SET PROBLEM
Locate every line in the records below that holds the word "jetzt" and return each one.

(Records from a data collection)
·····

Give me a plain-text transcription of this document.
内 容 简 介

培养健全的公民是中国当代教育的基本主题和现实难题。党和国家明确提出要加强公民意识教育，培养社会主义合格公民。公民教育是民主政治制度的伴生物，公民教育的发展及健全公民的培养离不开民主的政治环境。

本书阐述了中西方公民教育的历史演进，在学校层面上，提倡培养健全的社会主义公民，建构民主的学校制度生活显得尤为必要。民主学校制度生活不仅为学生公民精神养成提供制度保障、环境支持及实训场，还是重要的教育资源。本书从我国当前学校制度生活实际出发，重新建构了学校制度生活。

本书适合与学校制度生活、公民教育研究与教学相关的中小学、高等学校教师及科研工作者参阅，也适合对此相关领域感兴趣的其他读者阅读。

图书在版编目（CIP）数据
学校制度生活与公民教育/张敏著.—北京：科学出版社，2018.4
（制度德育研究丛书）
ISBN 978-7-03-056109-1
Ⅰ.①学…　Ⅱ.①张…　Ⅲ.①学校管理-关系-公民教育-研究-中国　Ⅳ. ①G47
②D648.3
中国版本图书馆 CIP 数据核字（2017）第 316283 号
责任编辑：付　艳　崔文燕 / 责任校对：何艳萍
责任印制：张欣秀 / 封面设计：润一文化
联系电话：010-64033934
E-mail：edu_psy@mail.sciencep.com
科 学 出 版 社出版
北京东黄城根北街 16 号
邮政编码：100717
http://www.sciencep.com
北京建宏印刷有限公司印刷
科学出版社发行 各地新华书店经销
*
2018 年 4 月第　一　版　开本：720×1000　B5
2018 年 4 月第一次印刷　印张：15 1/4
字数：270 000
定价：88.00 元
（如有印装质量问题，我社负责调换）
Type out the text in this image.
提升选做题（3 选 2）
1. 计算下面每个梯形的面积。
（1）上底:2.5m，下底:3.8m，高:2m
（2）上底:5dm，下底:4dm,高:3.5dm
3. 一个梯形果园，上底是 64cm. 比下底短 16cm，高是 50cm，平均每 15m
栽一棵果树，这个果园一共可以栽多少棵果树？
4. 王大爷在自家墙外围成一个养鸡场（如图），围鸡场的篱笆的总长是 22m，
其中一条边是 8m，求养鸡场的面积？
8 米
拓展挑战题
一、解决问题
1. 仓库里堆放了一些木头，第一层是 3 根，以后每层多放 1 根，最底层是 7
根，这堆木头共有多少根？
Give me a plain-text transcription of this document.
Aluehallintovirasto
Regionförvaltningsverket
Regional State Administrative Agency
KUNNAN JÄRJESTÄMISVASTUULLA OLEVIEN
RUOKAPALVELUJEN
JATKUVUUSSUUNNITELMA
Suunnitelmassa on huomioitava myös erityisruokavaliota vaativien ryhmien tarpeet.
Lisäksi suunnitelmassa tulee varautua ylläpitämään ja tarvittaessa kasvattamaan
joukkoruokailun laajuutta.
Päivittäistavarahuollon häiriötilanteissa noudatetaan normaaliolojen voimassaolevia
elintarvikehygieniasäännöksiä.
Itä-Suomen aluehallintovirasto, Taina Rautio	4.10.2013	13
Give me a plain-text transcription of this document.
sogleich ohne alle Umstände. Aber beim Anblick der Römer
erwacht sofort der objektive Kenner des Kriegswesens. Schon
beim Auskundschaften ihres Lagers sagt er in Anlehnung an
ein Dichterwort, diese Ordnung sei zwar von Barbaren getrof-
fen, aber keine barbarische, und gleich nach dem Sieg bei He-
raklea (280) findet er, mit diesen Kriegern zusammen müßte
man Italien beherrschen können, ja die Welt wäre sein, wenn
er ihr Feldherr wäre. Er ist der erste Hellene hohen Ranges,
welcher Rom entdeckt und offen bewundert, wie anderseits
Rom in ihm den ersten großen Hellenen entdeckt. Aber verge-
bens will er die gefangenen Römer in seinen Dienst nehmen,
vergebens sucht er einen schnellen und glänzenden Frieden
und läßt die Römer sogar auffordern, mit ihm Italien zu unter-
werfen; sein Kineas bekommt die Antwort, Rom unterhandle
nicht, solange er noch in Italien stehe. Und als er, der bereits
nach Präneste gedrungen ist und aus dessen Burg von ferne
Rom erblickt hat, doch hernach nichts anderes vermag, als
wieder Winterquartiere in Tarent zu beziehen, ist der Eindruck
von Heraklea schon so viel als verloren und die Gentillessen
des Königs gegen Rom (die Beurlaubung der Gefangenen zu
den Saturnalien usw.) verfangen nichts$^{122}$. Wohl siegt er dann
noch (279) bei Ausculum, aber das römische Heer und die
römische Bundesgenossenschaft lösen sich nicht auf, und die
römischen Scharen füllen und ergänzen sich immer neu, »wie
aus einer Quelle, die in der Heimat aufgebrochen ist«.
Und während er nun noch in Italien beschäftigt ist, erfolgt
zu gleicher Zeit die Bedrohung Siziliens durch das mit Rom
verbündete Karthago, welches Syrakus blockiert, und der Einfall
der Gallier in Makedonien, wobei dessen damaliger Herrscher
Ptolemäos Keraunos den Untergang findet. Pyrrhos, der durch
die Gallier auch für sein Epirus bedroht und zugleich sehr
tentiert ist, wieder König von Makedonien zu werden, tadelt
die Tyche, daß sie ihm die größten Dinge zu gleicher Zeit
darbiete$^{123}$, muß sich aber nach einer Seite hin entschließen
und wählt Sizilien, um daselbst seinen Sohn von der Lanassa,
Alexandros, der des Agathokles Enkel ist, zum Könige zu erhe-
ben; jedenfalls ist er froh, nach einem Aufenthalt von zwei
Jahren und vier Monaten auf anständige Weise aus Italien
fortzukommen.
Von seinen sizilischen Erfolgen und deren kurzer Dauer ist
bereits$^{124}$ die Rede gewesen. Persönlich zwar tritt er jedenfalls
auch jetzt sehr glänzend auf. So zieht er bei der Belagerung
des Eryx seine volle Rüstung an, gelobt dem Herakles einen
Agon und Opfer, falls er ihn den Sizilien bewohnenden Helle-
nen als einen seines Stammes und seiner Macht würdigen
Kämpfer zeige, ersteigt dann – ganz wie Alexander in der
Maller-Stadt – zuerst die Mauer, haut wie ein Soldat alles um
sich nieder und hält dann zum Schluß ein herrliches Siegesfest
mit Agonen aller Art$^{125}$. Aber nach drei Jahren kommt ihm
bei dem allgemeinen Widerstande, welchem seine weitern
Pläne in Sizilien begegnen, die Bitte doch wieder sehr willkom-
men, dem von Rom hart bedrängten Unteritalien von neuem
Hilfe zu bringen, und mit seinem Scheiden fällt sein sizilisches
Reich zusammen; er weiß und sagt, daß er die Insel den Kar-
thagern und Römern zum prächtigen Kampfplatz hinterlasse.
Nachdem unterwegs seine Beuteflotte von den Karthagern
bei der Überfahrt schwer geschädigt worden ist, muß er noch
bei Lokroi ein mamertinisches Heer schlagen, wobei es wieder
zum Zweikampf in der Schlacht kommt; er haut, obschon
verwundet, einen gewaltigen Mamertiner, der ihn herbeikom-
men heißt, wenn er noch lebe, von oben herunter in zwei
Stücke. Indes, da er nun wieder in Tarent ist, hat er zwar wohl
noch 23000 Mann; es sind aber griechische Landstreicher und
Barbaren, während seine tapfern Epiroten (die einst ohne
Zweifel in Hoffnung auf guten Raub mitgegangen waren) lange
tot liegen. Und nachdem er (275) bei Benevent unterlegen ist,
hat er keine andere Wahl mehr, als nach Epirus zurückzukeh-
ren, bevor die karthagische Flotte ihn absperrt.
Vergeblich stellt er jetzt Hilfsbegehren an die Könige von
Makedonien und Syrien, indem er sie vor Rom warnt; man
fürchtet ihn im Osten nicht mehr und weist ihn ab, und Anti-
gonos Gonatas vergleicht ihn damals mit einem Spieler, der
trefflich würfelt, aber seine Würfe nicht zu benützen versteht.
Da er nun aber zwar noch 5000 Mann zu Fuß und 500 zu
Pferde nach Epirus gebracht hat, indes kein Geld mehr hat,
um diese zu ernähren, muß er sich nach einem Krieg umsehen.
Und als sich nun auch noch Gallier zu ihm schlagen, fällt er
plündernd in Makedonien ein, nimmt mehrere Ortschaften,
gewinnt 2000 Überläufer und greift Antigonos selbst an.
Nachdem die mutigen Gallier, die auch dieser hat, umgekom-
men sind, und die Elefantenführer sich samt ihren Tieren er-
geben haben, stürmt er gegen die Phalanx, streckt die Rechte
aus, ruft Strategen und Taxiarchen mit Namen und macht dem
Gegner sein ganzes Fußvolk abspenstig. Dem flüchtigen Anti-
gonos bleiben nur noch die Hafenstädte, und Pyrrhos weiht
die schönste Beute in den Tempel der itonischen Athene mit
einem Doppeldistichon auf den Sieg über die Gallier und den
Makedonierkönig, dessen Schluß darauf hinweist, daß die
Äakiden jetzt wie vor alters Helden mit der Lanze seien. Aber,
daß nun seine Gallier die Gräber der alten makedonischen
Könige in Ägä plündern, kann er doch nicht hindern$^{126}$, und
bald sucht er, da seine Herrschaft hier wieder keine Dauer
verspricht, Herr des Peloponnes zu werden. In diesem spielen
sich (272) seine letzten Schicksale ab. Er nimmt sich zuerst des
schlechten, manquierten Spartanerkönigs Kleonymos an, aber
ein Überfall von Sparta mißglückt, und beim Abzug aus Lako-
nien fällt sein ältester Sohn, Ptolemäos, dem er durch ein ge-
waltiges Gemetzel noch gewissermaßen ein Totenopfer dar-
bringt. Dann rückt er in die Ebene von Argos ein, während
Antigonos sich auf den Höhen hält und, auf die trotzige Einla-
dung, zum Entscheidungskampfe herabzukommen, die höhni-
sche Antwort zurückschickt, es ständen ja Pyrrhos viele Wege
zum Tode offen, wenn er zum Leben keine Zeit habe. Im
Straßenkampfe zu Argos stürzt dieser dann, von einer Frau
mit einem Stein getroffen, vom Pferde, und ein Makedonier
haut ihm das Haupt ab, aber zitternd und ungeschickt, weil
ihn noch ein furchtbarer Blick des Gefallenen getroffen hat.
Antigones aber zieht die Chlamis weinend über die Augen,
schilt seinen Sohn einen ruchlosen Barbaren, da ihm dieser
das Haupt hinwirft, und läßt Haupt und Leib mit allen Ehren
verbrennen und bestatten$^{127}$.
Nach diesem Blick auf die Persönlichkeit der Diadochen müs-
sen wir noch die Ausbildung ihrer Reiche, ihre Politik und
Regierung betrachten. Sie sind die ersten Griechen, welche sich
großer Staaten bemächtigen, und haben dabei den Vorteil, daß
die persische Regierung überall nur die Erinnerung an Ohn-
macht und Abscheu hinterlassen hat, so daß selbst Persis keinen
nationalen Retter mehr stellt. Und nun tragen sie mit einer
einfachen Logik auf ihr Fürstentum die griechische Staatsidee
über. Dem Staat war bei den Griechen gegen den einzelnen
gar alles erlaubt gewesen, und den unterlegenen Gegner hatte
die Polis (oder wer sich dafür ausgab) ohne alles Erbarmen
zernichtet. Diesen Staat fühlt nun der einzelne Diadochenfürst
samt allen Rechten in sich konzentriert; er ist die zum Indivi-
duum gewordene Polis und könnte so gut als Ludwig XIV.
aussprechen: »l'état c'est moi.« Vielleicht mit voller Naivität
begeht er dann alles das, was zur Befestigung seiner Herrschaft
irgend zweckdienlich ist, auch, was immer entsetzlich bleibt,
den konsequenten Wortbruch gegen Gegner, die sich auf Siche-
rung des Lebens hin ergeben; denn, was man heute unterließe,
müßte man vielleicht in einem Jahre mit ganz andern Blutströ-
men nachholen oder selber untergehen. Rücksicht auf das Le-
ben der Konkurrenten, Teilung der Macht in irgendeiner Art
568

·····

ANSWER TO THE EXERCISE
auch jetzt sehr glänzend auf. So zieht er bei der Belagerung
Vergeblich stellt er jetzt Hilfsbegehren an die Könige von
Äakiden jetzt wie vor alters Helden mit der Lanze seien. Aber,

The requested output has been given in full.